→ **WHAT IS ASKED**
Transcribe all of the records precisely as they are presented.

→ **EXERCISE MATERIALS**
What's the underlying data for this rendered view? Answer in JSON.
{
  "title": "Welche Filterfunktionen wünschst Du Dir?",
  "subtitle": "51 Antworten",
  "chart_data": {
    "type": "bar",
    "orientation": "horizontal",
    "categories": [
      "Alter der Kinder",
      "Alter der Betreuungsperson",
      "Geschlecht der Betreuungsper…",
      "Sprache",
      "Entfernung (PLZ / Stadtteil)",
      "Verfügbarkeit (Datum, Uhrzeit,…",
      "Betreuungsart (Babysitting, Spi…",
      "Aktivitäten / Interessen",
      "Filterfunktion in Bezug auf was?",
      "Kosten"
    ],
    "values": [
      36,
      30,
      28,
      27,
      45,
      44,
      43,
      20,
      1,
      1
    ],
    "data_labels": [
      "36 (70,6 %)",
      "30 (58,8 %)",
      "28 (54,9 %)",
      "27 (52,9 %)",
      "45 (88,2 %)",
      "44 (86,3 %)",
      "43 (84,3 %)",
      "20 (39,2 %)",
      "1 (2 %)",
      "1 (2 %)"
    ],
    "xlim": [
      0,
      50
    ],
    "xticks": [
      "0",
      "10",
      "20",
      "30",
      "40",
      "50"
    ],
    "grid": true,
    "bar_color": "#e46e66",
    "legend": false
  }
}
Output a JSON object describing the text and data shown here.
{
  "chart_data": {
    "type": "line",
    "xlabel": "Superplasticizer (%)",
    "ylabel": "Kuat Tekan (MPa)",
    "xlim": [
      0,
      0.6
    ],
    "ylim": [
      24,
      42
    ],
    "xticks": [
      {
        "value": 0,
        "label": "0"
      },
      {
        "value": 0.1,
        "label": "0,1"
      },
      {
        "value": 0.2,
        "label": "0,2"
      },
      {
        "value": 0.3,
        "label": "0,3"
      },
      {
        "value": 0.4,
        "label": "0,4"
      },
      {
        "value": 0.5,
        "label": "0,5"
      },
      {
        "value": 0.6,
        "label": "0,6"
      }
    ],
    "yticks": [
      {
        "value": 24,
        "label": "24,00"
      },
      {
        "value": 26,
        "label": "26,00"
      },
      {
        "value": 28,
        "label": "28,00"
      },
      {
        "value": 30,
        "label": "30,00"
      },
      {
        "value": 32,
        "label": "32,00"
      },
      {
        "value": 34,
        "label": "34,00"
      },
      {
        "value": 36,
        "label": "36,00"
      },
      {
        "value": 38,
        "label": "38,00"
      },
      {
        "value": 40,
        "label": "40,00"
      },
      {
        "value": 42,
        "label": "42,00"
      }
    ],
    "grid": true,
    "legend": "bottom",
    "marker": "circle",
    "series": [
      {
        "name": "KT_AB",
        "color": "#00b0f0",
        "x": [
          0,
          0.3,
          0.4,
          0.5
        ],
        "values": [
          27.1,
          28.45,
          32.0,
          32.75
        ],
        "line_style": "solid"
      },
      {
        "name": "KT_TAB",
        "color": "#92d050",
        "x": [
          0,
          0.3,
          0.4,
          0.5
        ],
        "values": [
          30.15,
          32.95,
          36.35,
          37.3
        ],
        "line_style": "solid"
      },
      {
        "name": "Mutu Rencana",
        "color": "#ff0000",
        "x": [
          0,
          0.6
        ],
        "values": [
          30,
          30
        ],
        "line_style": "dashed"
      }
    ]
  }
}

→ **EXERCISE RESULT**
What's the underlying data for this rendered view? Answer in JSON.
{
  "title": "Welche Filterfunktionen wünschst Du Dir?",
  "subtitle": "51 Antworten",
  "chart_data": {
    "type": "bar",
    "orientation": "horizontal",
    "categories": [
      "Alter der Kinder",
      "Alter der Betreuungsperson",
      "Geschlecht der Betreuungsper…",
      "Sprache",
      "Entfernung (PLZ / Stadtteil)",
      "Verfügbarkeit (Datum, Uhrzeit,…",
      "Betreuungsart (Babysitting, Spi…",
      "Aktivitäten / Interessen",
      "Filterfunktion in Bezug auf was?",
      "Kosten"
    ],
    "values": [
      36,
      30,
      28,
      27,
      45,
      44,
      43,
      20,
      1,
      1
    ],
    "data_labels": [
      "36 (70,6 %)",
      "30 (58,8 %)",
      "28 (54,9 %)",
      "27 (52,9 %)",
      "45 (88,2 %)",
      "44 (86,3 %)",
      "43 (84,3 %)",
      "20 (39,2 %)",
      "1 (2 %)",
      "1 (2 %)"
    ],
    "xlim": [
      0,
      50
    ],
    "xticks": [
      "0",
      "10",
      "20",
      "30",
      "40",
      "50"
    ],
    "grid": true,
    "bar_color": "#e46e66",
    "legend": false
  }
}
Output a JSON object describing the text and data shown here.
{
  "chart_data": {
    "type": "line",
    "xlabel": "Superplasticizer (%)",
    "ylabel": "Kuat Tekan (MPa)",
    "xlim": [
      0,
      0.6
    ],
    "ylim": [
      24,
      42
    ],
    "xticks": [
      {
        "value": 0,
        "label": "0"
      },
      {
        "value": 0.1,
        "label": "0,1"
      },
      {
        "value": 0.2,
        "label": "0,2"
      },
      {
        "value": 0.3,
        "label": "0,3"
      },
      {
        "value": 0.4,
        "label": "0,4"
      },
      {
        "value": 0.5,
        "label": "0,5"
      },
      {
        "value": 0.6,
        "label": "0,6"
      }
    ],
    "yticks": [
      {
        "value": 24,
        "label": "24,00"
      },
      {
        "value": 26,
        "label": "26,00"
      },
      {
        "value": 28,
        "label": "28,00"
      },
      {
        "value": 30,
        "label": "30,00"
      },
      {
        "value": 32,
        "label": "32,00"
      },
      {
        "value": 34,
        "label": "34,00"
      },
      {
        "value": 36,
        "label": "36,00"
      },
      {
        "value": 38,
        "label": "38,00"
      },
      {
        "value": 40,
        "label": "40,00"
      },
      {
        "value": 42,
        "label": "42,00"
      }
    ],
    "grid": true,
    "legend": "bottom",
    "marker": "circle",
    "series": [
      {
        "name": "KT_AB",
        "color": "#00b0f0",
        "x": [
          0,
          0.3,
          0.4,
          0.5
        ],
        "values": [
          27.1,
          28.45,
          32.0,
          32.75
        ],
        "line_style": "solid"
      },
      {
        "name": "KT_TAB",
        "color": "#92d050",
        "x": [
          0,
          0.3,
          0.4,
          0.5
        ],
        "values": [
          30.15,
          32.95,
          36.35,
          37.3
        ],
        "line_style": "solid"
      },
      {
        "name": "Mutu Rencana",
        "color": "#ff0000",
        "x": [
          0,
          0.6
        ],
        "values": [
          30,
          30
        ],
        "line_style": "dashed"
      }
    ]
  }
}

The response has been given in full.